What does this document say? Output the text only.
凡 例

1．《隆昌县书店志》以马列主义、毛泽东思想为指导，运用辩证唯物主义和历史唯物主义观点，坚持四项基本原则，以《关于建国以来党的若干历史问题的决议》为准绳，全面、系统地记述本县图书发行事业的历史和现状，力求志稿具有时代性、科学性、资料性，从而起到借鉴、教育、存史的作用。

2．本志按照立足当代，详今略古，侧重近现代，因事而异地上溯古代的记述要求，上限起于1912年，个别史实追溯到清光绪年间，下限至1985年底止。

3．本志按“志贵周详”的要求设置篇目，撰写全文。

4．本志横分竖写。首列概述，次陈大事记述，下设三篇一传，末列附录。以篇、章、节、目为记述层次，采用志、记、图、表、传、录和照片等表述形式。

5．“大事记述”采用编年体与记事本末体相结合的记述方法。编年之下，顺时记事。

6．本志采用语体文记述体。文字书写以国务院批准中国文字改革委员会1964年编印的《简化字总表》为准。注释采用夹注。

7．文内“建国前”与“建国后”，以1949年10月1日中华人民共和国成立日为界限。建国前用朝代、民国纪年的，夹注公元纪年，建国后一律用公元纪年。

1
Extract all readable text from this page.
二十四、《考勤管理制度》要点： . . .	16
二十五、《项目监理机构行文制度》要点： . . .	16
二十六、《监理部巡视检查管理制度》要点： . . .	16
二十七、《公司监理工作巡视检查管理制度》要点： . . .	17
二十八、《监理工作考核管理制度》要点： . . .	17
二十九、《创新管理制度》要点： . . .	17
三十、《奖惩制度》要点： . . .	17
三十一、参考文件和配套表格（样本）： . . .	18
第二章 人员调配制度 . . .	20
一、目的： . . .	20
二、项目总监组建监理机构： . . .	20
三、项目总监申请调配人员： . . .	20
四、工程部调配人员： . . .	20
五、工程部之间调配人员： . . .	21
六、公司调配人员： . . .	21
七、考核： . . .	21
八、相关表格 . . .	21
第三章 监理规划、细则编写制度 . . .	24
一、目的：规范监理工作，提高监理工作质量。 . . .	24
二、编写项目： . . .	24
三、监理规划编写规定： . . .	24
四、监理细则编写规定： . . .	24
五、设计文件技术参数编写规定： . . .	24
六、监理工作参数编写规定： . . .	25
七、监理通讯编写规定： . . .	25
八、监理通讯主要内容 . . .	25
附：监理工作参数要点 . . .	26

◇ ◇ ◇ ◇ ◇

**Task instructions**
Retype every record above exactly as written.

**Output for this exercise**
What does this document say? Output the text only.
凡 例

1．《隆昌县书店志》以马列主义、毛泽东思想为指导，运用辩证唯物主义和历史唯物主义观点，坚持四项基本原则，以《关于建国以来党的若干历史问题的决议》为准绳，全面、系统地记述本县图书发行事业的历史和现状，力求志稿具有时代性、科学性、资料性，从而起到借鉴、教育、存史的作用。

2．本志按照立足当代，详今略古，侧重近现代，因事而异地上溯古代的记述要求，上限起于1912年，个别史实追溯到清光绪年间，下限至1985年底止。

3．本志按“志贵周详”的要求设置篇目，撰写全文。

4．本志横分竖写。首列概述，次陈大事记述，下设三篇一传，末列附录。以篇、章、节、目为记述层次，采用志、记、图、表、传、录和照片等表述形式。

5．“大事记述”采用编年体与记事本末体相结合的记述方法。编年之下，顺时记事。

6．本志采用语体文记述体。文字书写以国务院批准中国文字改革委员会1964年编印的《简化字总表》为准。注释采用夹注。

7．文内“建国前”与“建国后”，以1949年10月1日中华人民共和国成立日为界限。建国前用朝代、民国纪年的，夹注公元纪年，建国后一律用公元纪年。

1
Extract all readable text from this page.
二十四、《考勤管理制度》要点： . . .	16
二十五、《项目监理机构行文制度》要点： . . .	16
二十六、《监理部巡视检查管理制度》要点： . . .	16
二十七、《公司监理工作巡视检查管理制度》要点： . . .	17
二十八、《监理工作考核管理制度》要点： . . .	17
二十九、《创新管理制度》要点： . . .	17
三十、《奖惩制度》要点： . . .	17
三十一、参考文件和配套表格（样本）： . . .	18
第二章 人员调配制度 . . .	20
一、目的： . . .	20
二、项目总监组建监理机构： . . .	20
三、项目总监申请调配人员： . . .	20
四、工程部调配人员： . . .	20
五、工程部之间调配人员： . . .	21
六、公司调配人员： . . .	21
七、考核： . . .	21
八、相关表格 . . .	21
第三章 监理规划、细则编写制度 . . .	24
一、目的：规范监理工作，提高监理工作质量。 . . .	24
二、编写项目： . . .	24
三、监理规划编写规定： . . .	24
四、监理细则编写规定： . . .	24
五、设计文件技术参数编写规定： . . .	24
六、监理工作参数编写规定： . . .	25
七、监理通讯编写规定： . . .	25
八、监理通讯主要内容 . . .	25
附：监理工作参数要点 . . .	26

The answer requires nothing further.